Aim: Print the data exactly as it is given, please.

Some records:
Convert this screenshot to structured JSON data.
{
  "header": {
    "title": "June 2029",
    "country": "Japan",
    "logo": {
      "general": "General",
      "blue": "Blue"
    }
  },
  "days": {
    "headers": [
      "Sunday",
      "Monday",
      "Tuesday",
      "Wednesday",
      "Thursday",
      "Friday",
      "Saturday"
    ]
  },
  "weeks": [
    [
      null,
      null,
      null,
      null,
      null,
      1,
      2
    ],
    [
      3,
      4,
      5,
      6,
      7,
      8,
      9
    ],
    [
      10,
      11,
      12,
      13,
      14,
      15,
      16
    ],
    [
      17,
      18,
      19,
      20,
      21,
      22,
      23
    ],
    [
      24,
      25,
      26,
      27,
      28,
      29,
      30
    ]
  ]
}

Final answer:
Convert this screenshot to structured JSON data.
{
  "header": {
    "title": "June 2029",
    "country": "Japan",
    "logo": {
      "general": "General",
      "blue": "Blue"
    }
  },
  "days": {
    "headers": [
      "Sunday",
      "Monday",
      "Tuesday",
      "Wednesday",
      "Thursday",
      "Friday",
      "Saturday"
    ]
  },
  "weeks": [
    [
      null,
      null,
      null,
      null,
      null,
      1,
      2
    ],
    [
      3,
      4,
      5,
      6,
      7,
      8,
      9
    ],
    [
      10,
      11,
      12,
      13,
      14,
      15,
      16
    ],
    [
      17,
      18,
      19,
      20,
      21,
      22,
      23
    ],
    [
      24,
      25,
      26,
      27,
      28,
      29,
      30
    ]
  ]
}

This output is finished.